====== INPUT

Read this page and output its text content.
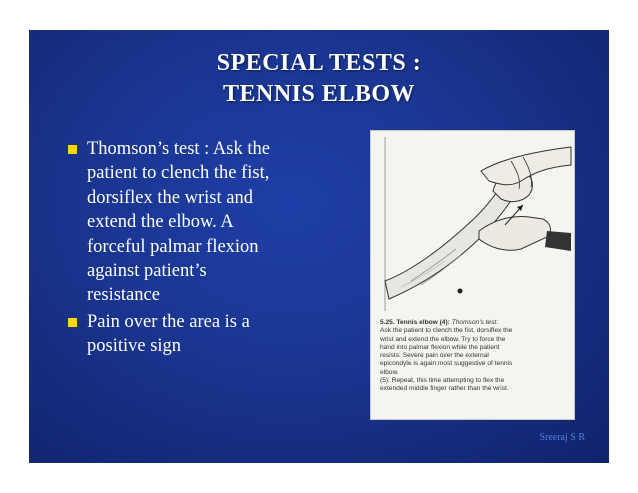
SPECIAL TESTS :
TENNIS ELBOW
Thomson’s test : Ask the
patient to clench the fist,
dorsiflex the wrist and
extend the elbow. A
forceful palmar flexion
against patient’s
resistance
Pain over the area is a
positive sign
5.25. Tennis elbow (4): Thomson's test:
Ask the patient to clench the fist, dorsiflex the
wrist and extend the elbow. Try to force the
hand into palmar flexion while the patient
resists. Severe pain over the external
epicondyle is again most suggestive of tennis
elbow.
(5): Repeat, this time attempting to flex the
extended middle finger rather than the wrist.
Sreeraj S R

============

Look through the listing and extract every line with "clench" in it.

**SOLUTION TO THIS PROBLEM**.
patient to clench the fist,
Ask the patient to clench the fist, dorsiflex the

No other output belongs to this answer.